A run of records

'''

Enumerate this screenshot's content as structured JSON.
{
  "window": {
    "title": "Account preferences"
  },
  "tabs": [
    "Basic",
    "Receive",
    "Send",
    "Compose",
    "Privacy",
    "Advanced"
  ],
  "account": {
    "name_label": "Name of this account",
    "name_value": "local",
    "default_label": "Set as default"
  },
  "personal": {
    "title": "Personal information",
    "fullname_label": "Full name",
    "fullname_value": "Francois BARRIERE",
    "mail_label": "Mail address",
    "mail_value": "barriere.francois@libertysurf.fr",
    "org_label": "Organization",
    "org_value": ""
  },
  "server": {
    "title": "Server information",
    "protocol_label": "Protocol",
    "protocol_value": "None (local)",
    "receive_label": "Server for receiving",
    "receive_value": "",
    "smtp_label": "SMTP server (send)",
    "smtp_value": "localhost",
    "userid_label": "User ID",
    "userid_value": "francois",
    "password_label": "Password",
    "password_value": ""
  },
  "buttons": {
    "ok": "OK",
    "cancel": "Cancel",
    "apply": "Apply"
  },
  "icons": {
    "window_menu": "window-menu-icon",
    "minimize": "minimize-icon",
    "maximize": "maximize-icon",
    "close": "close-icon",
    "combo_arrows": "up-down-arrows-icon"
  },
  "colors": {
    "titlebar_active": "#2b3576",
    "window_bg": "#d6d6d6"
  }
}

'''
'''

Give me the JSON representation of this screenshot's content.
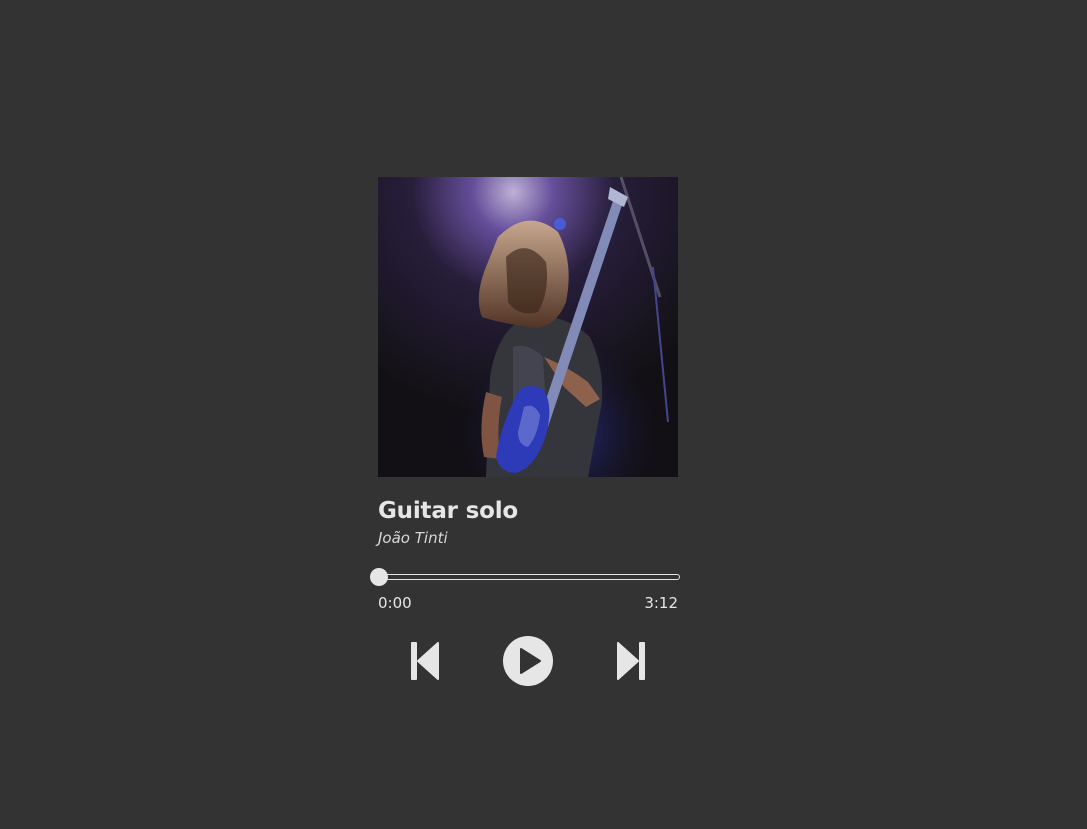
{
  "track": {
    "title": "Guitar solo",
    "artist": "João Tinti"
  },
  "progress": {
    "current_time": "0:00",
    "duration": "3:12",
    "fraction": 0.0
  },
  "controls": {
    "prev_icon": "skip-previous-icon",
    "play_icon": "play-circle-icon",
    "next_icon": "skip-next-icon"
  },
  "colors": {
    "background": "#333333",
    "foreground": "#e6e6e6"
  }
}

'''

* _What to produce_:
From the listing, copy each line containing the word "content".

* _Exercise result_:
Enumerate this screenshot's content as structured JSON.
Give me the JSON representation of this screenshot's content.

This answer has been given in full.